- _Directions_: Output an exact reproduction of the data.

- _Data for this task_:
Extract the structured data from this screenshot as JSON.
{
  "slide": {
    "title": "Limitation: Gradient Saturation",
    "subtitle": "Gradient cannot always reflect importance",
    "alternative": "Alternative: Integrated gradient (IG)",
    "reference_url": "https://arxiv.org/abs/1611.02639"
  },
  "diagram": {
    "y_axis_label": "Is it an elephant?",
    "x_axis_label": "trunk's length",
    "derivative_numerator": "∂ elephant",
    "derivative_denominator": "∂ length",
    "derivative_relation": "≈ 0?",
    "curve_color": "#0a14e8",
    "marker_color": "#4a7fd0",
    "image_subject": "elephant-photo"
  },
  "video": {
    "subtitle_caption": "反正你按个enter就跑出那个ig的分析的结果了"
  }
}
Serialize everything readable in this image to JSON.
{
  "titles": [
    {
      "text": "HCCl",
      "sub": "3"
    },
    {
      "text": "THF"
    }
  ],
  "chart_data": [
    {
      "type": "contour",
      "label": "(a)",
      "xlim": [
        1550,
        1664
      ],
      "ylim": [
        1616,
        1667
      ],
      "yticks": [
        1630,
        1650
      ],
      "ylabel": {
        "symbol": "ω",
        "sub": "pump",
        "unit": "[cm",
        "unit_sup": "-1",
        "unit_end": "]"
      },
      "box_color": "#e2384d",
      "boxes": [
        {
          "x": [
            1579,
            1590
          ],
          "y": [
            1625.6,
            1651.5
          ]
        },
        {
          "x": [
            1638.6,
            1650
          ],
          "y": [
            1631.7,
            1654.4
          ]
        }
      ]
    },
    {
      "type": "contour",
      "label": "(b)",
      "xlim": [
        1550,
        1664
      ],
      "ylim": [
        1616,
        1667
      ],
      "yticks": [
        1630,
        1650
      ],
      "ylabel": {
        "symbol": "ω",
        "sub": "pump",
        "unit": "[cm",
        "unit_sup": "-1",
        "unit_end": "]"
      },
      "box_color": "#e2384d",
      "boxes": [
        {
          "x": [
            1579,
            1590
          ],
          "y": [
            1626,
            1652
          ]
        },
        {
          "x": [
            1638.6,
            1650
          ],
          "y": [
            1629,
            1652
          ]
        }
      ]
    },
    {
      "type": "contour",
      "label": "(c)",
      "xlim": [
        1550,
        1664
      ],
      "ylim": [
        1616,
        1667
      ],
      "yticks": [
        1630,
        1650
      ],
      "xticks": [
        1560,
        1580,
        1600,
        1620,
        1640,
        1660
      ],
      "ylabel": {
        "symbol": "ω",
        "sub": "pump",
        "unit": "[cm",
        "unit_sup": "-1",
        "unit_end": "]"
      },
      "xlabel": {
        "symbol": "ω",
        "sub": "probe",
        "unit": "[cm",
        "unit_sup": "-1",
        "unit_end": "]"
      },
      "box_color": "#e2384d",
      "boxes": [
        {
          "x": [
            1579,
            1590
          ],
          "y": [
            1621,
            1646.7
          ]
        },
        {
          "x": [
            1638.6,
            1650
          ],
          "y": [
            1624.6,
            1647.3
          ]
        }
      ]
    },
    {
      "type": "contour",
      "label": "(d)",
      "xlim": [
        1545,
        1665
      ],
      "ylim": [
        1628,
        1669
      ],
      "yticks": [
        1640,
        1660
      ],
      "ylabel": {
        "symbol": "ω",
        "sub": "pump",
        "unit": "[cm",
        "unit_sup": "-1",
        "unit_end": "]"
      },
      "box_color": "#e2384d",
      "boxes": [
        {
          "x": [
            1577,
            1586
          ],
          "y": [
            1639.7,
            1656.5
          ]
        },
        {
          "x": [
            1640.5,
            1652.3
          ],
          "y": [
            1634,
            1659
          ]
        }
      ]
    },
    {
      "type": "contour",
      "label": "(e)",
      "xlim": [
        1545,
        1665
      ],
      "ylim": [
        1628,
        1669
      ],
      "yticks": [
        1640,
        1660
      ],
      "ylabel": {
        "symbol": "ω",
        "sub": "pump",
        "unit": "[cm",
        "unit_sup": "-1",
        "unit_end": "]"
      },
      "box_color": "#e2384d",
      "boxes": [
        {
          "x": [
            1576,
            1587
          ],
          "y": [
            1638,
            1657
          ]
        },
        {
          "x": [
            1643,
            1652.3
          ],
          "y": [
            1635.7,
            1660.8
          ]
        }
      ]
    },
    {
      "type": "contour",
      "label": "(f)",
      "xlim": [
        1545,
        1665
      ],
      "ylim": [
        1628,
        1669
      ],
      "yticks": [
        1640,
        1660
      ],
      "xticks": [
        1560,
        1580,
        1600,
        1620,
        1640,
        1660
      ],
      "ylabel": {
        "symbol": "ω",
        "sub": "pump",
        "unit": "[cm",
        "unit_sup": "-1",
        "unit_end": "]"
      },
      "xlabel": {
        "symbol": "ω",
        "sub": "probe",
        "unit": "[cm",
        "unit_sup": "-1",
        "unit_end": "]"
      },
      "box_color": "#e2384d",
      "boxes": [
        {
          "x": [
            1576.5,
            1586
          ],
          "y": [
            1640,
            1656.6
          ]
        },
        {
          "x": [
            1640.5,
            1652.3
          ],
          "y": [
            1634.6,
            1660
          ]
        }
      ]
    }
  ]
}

- _Reply_:
Extract the structured data from this screenshot as JSON.
{
  "slide": {
    "title": "Limitation: Gradient Saturation",
    "subtitle": "Gradient cannot always reflect importance",
    "alternative": "Alternative: Integrated gradient (IG)",
    "reference_url": "https://arxiv.org/abs/1611.02639"
  },
  "diagram": {
    "y_axis_label": "Is it an elephant?",
    "x_axis_label": "trunk's length",
    "derivative_numerator": "∂ elephant",
    "derivative_denominator": "∂ length",
    "derivative_relation": "≈ 0?",
    "curve_color": "#0a14e8",
    "marker_color": "#4a7fd0",
    "image_subject": "elephant-photo"
  },
  "video": {
    "subtitle_caption": "反正你按个enter就跑出那个ig的分析的结果了"
  }
}
Serialize everything readable in this image to JSON.
{
  "titles": [
    {
      "text": "HCCl",
      "sub": "3"
    },
    {
      "text": "THF"
    }
  ],
  "chart_data": [
    {
      "type": "contour",
      "label": "(a)",
      "xlim": [
        1550,
        1664
      ],
      "ylim": [
        1616,
        1667
      ],
      "yticks": [
        1630,
        1650
      ],
      "ylabel": {
        "symbol": "ω",
        "sub": "pump",
        "unit": "[cm",
        "unit_sup": "-1",
        "unit_end": "]"
      },
      "box_color": "#e2384d",
      "boxes": [
        {
          "x": [
            1579,
            1590
          ],
          "y": [
            1625.6,
            1651.5
          ]
        },
        {
          "x": [
            1638.6,
            1650
          ],
          "y": [
            1631.7,
            1654.4
          ]
        }
      ]
    },
    {
      "type": "contour",
      "label": "(b)",
      "xlim": [
        1550,
        1664
      ],
      "ylim": [
        1616,
        1667
      ],
      "yticks": [
        1630,
        1650
      ],
      "ylabel": {
        "symbol": "ω",
        "sub": "pump",
        "unit": "[cm",
        "unit_sup": "-1",
        "unit_end": "]"
      },
      "box_color": "#e2384d",
      "boxes": [
        {
          "x": [
            1579,
            1590
          ],
          "y": [
            1626,
            1652
          ]
        },
        {
          "x": [
            1638.6,
            1650
          ],
          "y": [
            1629,
            1652
          ]
        }
      ]
    },
    {
      "type": "contour",
      "label": "(c)",
      "xlim": [
        1550,
        1664
      ],
      "ylim": [
        1616,
        1667
      ],
      "yticks": [
        1630,
        1650
      ],
      "xticks": [
        1560,
        1580,
        1600,
        1620,
        1640,
        1660
      ],
      "ylabel": {
        "symbol": "ω",
        "sub": "pump",
        "unit": "[cm",
        "unit_sup": "-1",
        "unit_end": "]"
      },
      "xlabel": {
        "symbol": "ω",
        "sub": "probe",
        "unit": "[cm",
        "unit_sup": "-1",
        "unit_end": "]"
      },
      "box_color": "#e2384d",
      "boxes": [
        {
          "x": [
            1579,
            1590
          ],
          "y": [
            1621,
            1646.7
          ]
        },
        {
          "x": [
            1638.6,
            1650
          ],
          "y": [
            1624.6,
            1647.3
          ]
        }
      ]
    },
    {
      "type": "contour",
      "label": "(d)",
      "xlim": [
        1545,
        1665
      ],
      "ylim": [
        1628,
        1669
      ],
      "yticks": [
        1640,
        1660
      ],
      "ylabel": {
        "symbol": "ω",
        "sub": "pump",
        "unit": "[cm",
        "unit_sup": "-1",
        "unit_end": "]"
      },
      "box_color": "#e2384d",
      "boxes": [
        {
          "x": [
            1577,
            1586
          ],
          "y": [
            1639.7,
            1656.5
          ]
        },
        {
          "x": [
            1640.5,
            1652.3
          ],
          "y": [
            1634,
            1659
          ]
        }
      ]
    },
    {
      "type": "contour",
      "label": "(e)",
      "xlim": [
        1545,
        1665
      ],
      "ylim": [
        1628,
        1669
      ],
      "yticks": [
        1640,
        1660
      ],
      "ylabel": {
        "symbol": "ω",
        "sub": "pump",
        "unit": "[cm",
        "unit_sup": "-1",
        "unit_end": "]"
      },
      "box_color": "#e2384d",
      "boxes": [
        {
          "x": [
            1576,
            1587
          ],
          "y": [
            1638,
            1657
          ]
        },
        {
          "x": [
            1643,
            1652.3
          ],
          "y": [
            1635.7,
            1660.8
          ]
        }
      ]
    },
    {
      "type": "contour",
      "label": "(f)",
      "xlim": [
        1545,
        1665
      ],
      "ylim": [
        1628,
        1669
      ],
      "yticks": [
        1640,
        1660
      ],
      "xticks": [
        1560,
        1580,
        1600,
        1620,
        1640,
        1660
      ],
      "ylabel": {
        "symbol": "ω",
        "sub": "pump",
        "unit": "[cm",
        "unit_sup": "-1",
        "unit_end": "]"
      },
      "xlabel": {
        "symbol": "ω",
        "sub": "probe",
        "unit": "[cm",
        "unit_sup": "-1",
        "unit_end": "]"
      },
      "box_color": "#e2384d",
      "boxes": [
        {
          "x": [
            1576.5,
            1586
          ],
          "y": [
            1640,
            1656.6
          ]
        },
        {
          "x": [
            1640.5,
            1652.3
          ],
          "y": [
            1634.6,
            1660
          ]
        }
      ]
    }
  ]
}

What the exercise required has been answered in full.